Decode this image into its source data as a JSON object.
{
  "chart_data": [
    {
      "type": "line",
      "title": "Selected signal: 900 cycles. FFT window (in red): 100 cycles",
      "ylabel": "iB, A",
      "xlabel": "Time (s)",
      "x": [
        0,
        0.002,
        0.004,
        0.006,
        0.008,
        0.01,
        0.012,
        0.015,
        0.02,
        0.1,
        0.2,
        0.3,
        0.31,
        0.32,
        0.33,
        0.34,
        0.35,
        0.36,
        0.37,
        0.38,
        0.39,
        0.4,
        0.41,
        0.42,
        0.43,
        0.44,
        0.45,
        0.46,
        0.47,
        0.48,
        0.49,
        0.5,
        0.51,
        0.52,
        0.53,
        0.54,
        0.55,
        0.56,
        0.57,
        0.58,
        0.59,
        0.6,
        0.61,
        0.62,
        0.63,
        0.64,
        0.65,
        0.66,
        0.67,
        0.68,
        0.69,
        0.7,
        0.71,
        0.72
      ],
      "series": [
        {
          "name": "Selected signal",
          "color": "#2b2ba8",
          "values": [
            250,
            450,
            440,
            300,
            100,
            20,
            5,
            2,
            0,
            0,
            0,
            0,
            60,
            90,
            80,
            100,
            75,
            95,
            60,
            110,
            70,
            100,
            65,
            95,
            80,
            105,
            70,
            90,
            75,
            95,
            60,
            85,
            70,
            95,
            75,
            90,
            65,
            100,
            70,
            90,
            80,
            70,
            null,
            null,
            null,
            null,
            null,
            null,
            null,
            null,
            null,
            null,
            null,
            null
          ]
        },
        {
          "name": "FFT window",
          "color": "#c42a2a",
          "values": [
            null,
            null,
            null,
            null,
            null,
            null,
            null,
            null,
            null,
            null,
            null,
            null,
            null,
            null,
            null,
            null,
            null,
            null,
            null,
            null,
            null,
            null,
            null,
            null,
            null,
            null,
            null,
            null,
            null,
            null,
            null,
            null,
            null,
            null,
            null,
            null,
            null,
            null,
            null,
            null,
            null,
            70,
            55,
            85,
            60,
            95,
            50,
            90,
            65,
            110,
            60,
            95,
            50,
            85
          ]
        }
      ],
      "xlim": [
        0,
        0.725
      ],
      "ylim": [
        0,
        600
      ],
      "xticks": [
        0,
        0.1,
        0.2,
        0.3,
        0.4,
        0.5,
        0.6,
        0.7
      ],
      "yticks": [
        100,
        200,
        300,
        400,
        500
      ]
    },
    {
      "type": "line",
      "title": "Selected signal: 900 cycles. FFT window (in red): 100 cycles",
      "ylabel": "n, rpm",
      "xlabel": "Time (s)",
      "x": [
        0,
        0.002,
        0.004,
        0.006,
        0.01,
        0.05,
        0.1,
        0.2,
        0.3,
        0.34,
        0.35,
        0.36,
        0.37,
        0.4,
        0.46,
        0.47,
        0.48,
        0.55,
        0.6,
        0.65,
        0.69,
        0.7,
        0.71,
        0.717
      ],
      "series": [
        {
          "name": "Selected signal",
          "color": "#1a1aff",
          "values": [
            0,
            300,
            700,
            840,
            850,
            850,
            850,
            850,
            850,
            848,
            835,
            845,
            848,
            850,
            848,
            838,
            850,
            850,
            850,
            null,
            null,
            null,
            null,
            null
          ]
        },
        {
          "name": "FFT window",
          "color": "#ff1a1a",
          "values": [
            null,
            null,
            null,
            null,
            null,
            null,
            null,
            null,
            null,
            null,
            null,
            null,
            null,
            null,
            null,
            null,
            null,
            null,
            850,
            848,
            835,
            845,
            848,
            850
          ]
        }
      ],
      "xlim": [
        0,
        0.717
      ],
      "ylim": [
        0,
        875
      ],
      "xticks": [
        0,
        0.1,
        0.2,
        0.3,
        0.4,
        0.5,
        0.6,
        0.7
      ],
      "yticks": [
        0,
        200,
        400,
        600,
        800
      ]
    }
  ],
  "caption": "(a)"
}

──────────────────────────────

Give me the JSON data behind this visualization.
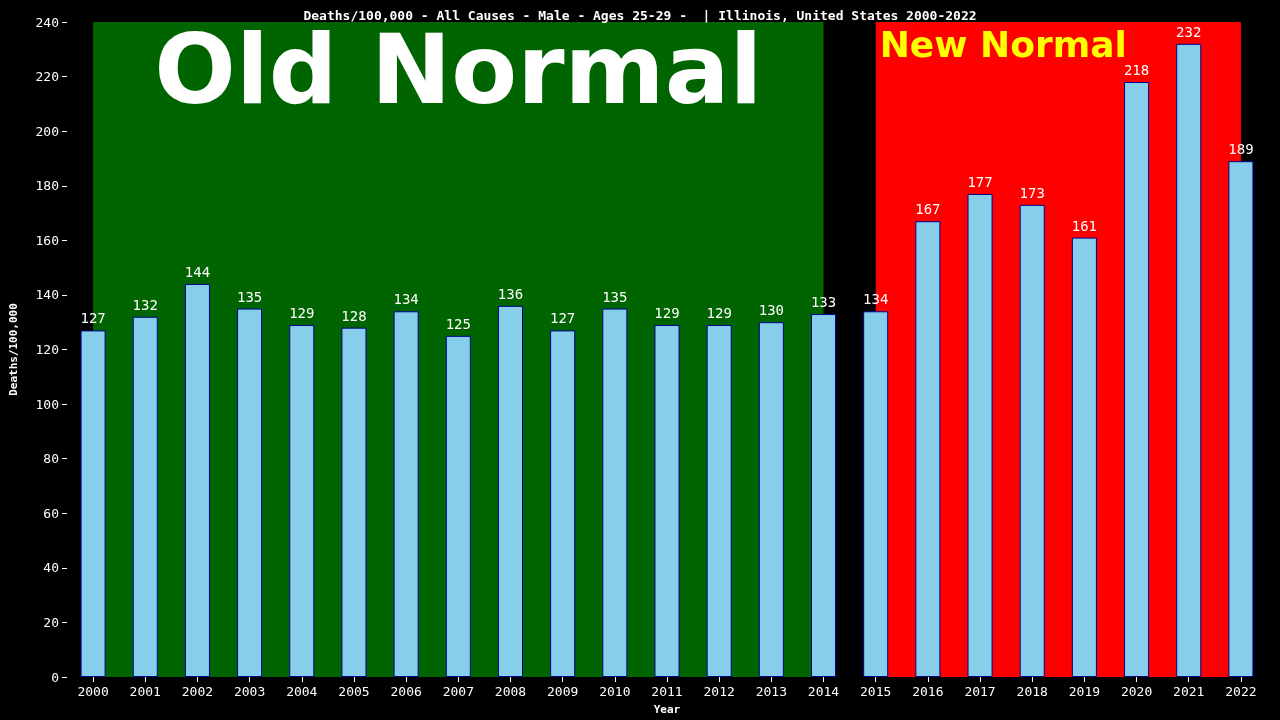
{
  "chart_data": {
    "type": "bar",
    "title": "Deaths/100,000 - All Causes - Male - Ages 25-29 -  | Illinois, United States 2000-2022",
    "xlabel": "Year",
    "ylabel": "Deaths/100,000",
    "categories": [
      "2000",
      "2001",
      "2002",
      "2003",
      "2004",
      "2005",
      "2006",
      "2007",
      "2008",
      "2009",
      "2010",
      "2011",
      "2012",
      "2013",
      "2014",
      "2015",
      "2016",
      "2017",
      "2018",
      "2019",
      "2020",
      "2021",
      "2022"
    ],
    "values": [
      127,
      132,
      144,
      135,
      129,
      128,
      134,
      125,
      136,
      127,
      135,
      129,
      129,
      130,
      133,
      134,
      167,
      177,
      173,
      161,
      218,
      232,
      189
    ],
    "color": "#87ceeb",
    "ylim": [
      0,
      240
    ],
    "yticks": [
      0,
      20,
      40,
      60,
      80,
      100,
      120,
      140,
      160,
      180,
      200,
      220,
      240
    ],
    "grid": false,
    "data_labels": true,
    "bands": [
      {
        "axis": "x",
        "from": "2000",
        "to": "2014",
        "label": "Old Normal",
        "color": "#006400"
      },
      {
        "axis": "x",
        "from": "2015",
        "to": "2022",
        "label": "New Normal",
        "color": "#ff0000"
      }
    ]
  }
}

──────────────────────────────

== Exercise requirements ==
Copy out every line in the entries above that holds "Deaths".

== The output ==
    "title": "Deaths/100,000 - All Causes - Male - Ages 25-29 -  | Illinois, United States 2000-2022",
    "ylabel": "Deaths/100,000",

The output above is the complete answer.